GIVEN EXERCISE:
Identify each row below that contains the word "определенных", and copy those rows in full.

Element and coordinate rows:
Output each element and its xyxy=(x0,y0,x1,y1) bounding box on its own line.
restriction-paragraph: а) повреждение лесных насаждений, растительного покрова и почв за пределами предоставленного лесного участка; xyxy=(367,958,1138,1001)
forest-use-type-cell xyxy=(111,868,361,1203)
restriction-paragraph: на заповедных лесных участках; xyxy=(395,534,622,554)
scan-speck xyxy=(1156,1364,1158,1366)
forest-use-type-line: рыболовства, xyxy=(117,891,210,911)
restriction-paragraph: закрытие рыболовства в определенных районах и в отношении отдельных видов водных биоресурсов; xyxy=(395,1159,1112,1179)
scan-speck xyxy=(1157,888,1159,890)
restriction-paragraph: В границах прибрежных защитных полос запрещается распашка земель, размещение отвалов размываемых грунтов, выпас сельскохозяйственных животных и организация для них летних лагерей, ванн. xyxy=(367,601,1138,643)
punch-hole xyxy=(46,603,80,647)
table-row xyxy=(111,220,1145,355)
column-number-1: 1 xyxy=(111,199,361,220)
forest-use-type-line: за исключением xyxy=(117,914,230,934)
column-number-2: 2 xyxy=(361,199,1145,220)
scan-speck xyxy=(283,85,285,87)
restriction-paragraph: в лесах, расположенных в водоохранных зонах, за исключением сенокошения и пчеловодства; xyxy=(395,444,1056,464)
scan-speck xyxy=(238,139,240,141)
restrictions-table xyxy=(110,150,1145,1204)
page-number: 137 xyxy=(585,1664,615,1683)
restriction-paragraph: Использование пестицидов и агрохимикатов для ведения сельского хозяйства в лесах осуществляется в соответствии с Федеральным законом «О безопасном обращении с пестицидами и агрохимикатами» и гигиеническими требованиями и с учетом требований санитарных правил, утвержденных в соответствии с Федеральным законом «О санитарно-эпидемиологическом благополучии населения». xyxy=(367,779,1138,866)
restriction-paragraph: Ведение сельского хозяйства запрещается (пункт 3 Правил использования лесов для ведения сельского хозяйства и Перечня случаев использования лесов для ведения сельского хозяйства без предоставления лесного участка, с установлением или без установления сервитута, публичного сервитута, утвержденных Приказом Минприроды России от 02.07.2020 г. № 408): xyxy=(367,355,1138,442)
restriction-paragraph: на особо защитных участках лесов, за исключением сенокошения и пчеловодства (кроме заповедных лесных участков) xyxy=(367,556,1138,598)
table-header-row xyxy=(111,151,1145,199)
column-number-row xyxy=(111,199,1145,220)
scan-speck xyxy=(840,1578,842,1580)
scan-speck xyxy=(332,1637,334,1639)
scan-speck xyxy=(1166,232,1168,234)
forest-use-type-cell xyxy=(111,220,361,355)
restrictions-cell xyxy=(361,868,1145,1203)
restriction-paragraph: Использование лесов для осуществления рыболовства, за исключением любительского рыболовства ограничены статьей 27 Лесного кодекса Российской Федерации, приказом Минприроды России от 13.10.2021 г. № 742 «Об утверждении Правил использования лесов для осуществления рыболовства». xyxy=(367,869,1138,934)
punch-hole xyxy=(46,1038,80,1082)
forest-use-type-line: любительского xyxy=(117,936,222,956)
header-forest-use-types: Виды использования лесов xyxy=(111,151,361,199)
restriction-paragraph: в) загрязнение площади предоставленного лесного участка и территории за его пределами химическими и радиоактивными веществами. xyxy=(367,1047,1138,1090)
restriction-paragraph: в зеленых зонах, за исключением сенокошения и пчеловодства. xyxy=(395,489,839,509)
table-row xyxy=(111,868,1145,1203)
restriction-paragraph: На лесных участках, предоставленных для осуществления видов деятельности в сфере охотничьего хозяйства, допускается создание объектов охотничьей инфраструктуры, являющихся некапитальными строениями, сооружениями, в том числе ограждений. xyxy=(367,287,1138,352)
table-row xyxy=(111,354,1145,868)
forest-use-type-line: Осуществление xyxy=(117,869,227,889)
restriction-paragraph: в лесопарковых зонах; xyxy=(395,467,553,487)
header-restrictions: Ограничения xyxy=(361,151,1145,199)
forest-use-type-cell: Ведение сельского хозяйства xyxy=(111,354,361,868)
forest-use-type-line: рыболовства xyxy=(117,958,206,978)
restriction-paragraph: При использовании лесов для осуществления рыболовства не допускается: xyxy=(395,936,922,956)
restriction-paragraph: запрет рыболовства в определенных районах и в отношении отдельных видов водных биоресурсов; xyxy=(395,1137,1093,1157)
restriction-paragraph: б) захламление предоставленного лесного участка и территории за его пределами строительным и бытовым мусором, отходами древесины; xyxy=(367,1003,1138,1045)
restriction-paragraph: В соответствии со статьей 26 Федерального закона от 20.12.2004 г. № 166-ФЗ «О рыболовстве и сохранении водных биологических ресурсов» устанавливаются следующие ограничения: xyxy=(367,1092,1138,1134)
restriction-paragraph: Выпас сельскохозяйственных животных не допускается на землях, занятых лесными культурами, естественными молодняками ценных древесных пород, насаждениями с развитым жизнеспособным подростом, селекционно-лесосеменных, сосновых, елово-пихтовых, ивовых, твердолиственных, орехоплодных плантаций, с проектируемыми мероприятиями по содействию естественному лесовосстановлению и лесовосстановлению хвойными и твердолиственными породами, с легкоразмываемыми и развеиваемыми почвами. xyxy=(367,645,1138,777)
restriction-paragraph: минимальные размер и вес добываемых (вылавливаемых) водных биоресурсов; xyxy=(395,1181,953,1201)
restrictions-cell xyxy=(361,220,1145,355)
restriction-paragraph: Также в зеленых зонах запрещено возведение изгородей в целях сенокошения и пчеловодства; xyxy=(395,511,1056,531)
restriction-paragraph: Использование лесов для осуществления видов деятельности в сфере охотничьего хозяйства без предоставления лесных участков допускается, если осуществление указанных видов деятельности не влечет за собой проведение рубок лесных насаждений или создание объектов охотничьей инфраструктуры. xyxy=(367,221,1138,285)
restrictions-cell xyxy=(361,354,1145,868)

WORKED SOLUTION:
restriction-paragraph: закрытие рыболовства в определенных районах и в отношении отдельных видов водных биоресурсов; xyxy=(395,1159,1112,1179)
restriction-paragraph: запрет рыболовства в определенных районах и в отношении отдельных видов водных биоресурсов; xyxy=(395,1137,1093,1157)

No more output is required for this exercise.